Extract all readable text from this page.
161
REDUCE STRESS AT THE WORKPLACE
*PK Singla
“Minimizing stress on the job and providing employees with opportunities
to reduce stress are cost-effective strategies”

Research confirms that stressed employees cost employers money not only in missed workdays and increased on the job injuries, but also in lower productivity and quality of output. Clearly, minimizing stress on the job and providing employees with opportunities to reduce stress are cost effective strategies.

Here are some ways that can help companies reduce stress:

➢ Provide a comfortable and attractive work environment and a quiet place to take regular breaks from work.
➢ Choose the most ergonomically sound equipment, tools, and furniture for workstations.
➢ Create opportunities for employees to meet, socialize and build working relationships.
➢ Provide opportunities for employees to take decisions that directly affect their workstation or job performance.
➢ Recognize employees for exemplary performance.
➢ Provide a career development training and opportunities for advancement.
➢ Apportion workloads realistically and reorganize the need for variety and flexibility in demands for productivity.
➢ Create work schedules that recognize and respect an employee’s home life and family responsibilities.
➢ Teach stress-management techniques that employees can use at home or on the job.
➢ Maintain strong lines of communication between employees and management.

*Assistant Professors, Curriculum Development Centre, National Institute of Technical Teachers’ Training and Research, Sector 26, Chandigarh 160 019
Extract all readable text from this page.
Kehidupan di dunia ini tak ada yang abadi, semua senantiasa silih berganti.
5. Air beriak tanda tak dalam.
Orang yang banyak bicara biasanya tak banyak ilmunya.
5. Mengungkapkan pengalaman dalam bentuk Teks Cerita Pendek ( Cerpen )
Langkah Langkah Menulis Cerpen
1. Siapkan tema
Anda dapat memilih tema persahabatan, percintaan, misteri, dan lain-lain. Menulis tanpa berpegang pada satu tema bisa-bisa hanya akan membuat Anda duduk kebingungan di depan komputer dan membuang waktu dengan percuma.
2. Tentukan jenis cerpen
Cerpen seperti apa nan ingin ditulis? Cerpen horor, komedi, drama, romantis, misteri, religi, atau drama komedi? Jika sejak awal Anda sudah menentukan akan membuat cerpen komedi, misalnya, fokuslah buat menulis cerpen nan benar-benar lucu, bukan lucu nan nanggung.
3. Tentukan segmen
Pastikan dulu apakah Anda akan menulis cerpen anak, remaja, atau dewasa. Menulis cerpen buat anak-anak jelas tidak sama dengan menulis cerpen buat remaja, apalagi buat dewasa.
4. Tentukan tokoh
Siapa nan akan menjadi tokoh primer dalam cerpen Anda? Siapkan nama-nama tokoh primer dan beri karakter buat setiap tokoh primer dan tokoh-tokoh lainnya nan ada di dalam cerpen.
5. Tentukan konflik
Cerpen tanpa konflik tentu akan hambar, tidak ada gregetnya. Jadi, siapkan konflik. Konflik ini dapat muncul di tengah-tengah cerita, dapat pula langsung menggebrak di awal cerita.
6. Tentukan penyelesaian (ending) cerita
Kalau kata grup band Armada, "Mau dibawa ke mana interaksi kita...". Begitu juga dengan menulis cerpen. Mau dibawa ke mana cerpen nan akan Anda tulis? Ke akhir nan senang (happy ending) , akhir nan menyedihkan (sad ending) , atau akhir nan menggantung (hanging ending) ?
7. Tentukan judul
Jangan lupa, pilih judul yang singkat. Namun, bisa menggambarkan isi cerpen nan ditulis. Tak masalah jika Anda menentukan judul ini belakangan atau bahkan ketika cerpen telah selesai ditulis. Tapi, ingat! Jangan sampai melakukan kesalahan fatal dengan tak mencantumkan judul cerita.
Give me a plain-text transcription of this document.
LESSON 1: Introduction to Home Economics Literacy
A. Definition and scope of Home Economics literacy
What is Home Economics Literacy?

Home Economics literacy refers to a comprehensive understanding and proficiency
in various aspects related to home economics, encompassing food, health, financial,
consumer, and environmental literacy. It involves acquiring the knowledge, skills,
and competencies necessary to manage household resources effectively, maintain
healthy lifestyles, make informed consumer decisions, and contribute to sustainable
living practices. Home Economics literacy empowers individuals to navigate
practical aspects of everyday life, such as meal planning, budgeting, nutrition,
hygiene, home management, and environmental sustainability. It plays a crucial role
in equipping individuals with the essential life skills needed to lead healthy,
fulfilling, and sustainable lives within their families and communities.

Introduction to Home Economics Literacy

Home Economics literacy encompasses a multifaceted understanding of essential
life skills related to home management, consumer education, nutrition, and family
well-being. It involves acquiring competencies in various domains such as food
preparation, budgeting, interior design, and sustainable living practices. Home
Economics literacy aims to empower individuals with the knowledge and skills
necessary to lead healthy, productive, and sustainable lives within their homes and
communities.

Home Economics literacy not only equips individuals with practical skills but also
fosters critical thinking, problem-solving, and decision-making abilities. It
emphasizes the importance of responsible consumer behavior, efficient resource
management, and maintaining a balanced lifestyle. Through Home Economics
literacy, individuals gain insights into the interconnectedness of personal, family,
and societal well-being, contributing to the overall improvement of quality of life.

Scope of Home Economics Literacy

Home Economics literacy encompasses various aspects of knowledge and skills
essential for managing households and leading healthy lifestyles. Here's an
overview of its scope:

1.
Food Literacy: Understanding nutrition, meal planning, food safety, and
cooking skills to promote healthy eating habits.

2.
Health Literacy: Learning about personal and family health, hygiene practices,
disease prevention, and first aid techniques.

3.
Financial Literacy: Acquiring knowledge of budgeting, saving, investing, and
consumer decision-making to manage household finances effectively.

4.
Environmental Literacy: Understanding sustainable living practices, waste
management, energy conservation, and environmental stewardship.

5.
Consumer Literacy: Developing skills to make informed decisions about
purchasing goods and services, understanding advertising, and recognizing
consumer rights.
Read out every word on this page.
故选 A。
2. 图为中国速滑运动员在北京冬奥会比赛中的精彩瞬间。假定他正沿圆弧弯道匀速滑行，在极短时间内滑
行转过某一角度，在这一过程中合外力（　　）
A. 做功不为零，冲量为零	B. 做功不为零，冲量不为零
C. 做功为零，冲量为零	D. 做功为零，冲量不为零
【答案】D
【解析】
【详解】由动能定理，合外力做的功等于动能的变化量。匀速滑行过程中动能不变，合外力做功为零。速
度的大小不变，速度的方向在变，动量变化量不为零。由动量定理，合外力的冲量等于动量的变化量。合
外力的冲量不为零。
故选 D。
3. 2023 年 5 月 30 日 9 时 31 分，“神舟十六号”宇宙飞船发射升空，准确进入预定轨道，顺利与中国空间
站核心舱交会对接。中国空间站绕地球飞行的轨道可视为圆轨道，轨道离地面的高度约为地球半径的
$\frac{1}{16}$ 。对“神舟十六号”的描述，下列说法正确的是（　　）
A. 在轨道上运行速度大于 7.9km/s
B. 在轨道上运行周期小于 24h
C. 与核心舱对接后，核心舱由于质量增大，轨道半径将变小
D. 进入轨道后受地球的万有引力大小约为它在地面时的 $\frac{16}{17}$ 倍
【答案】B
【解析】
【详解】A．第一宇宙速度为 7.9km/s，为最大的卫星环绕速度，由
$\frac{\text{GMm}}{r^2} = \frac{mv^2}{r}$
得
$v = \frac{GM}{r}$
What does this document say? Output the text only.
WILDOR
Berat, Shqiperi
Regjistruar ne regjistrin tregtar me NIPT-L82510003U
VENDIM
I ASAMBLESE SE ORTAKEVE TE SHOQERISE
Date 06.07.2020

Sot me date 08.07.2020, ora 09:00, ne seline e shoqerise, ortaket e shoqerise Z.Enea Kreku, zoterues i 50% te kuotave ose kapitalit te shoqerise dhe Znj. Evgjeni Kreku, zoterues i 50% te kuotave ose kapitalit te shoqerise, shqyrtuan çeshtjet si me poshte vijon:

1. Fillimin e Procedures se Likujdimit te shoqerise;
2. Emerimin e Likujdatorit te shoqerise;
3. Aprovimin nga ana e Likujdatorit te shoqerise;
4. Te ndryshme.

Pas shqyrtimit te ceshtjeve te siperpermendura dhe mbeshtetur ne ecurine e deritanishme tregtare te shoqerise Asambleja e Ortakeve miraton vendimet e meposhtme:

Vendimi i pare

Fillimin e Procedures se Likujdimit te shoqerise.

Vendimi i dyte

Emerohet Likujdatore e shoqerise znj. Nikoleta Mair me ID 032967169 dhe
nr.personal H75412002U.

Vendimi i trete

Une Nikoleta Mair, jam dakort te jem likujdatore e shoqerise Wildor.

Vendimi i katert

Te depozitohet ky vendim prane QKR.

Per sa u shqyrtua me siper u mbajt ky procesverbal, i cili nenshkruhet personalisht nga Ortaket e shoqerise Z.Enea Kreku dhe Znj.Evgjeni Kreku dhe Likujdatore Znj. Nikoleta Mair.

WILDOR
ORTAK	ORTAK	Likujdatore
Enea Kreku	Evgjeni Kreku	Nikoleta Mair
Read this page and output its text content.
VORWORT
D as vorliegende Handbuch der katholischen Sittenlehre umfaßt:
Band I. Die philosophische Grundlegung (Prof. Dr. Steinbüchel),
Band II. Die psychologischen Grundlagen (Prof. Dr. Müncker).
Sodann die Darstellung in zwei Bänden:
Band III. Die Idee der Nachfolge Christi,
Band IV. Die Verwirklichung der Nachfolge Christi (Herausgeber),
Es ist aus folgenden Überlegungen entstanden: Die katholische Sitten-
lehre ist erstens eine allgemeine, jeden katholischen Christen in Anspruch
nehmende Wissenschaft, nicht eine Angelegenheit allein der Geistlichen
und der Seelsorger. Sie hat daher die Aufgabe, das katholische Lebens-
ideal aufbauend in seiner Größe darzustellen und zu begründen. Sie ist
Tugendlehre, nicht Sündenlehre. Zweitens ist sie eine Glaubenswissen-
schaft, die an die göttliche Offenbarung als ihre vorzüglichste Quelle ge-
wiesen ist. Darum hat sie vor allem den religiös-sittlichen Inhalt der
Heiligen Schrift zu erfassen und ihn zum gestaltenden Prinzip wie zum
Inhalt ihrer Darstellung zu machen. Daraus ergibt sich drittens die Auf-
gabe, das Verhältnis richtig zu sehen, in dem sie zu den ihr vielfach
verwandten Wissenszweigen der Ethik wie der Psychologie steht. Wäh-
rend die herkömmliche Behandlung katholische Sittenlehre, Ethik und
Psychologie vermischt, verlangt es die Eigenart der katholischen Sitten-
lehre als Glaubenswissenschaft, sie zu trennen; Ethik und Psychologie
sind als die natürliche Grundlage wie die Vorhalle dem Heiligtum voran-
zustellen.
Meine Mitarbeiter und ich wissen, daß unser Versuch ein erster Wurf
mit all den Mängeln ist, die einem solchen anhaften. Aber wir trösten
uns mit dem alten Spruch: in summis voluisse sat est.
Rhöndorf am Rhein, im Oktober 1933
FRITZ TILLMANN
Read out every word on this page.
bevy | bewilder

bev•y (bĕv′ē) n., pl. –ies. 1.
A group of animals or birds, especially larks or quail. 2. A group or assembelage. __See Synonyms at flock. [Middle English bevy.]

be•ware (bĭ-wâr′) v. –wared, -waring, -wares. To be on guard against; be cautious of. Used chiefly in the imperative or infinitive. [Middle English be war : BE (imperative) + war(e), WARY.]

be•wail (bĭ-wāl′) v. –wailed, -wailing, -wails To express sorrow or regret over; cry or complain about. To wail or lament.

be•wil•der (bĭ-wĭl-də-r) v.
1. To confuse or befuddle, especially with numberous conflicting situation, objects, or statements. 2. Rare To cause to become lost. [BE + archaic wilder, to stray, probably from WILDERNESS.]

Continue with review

-------------------------

Exercise:
Each line in the entries above that includes the string "konflik" should be extracted.

Reply to the exercise:
5. Tentukan konflik
Cerpen tanpa konflik tentu akan hambar, tidak ada gregetnya. Jadi, siapkan konflik. Konflik ini dapat muncul di tengah-tengah cerita, dapat pula langsung menggebrak di awal cerita.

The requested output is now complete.